[Excerpt from a dataset]
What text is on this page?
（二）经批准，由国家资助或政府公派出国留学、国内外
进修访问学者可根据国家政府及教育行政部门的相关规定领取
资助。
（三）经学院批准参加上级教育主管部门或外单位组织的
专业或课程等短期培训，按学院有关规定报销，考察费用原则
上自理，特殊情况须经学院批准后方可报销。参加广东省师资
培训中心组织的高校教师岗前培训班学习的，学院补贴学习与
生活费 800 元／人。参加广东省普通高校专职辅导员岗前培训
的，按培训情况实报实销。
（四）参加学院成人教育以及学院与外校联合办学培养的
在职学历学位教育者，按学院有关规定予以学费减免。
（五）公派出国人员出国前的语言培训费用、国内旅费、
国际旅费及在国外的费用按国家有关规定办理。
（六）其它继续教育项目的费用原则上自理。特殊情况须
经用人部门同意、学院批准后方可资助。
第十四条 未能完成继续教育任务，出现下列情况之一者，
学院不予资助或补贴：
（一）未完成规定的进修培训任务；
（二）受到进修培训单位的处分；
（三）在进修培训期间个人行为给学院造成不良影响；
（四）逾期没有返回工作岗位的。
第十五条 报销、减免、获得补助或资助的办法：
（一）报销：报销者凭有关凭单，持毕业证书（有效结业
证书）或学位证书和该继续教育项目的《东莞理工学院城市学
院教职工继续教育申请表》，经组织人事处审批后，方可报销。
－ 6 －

--

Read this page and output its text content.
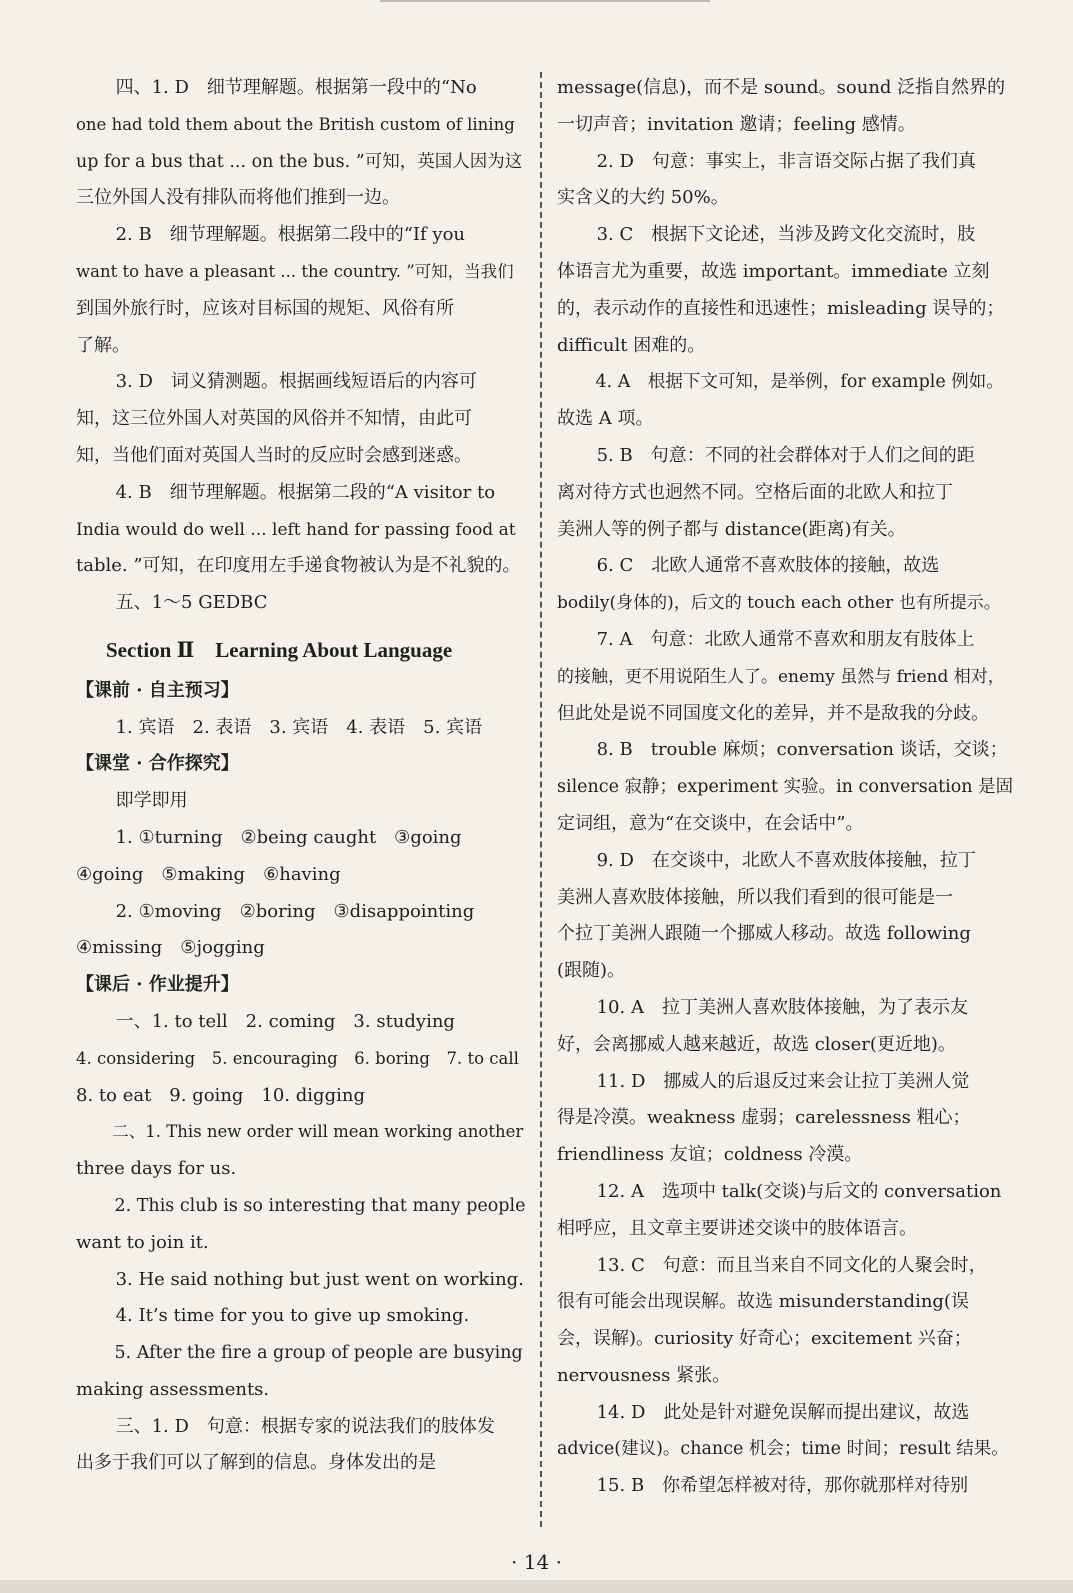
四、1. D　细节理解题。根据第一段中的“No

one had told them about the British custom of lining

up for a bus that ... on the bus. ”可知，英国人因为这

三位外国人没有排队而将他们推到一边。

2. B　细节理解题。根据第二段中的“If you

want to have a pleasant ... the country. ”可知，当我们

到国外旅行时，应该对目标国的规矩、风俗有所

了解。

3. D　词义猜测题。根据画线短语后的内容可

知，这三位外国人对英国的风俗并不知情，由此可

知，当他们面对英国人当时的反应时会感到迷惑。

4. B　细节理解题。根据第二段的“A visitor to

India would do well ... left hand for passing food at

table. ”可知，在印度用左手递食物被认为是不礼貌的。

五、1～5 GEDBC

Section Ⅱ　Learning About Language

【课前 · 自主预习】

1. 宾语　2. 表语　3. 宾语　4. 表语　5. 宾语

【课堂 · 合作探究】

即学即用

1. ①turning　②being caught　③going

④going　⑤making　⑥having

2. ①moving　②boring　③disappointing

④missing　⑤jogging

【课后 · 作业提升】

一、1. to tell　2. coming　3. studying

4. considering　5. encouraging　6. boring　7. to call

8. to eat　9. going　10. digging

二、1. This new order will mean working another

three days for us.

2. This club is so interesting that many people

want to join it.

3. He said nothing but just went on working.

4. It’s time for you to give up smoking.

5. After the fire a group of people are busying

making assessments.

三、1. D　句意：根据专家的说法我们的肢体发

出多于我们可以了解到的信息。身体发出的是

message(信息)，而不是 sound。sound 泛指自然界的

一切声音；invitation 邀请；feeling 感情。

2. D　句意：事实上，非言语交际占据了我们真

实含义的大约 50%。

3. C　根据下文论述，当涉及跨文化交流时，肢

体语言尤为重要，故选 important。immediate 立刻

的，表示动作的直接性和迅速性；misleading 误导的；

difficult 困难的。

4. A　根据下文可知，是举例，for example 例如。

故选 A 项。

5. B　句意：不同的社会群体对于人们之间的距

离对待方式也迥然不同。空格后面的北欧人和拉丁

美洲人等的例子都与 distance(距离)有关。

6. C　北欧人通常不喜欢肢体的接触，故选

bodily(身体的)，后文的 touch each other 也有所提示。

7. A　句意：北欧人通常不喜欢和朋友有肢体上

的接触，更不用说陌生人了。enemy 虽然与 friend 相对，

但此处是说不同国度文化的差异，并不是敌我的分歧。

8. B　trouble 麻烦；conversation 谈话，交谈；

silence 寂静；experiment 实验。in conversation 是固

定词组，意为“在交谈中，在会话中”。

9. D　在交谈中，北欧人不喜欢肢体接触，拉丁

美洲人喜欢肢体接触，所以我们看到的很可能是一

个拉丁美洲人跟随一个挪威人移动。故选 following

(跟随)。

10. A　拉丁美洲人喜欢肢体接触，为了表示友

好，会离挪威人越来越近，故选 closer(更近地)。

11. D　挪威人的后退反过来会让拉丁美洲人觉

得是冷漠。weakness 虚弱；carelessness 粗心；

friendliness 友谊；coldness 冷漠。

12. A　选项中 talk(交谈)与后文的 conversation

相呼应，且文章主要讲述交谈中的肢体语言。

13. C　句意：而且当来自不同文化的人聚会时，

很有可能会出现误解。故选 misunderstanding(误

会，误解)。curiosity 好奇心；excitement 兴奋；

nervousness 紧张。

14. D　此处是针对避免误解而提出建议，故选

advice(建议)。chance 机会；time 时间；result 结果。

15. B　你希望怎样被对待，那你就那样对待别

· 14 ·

...

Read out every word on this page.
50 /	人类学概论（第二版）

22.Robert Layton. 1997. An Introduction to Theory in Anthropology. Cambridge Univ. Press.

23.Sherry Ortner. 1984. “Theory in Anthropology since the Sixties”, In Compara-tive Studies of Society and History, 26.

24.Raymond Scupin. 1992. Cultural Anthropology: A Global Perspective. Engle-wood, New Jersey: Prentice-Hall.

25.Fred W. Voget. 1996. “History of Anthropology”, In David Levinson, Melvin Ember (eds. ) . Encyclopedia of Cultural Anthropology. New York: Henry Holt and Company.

▶ What this task involves: Report only how many lines of the listing hold the word "Theory".

▶ Answer to the exercise: 2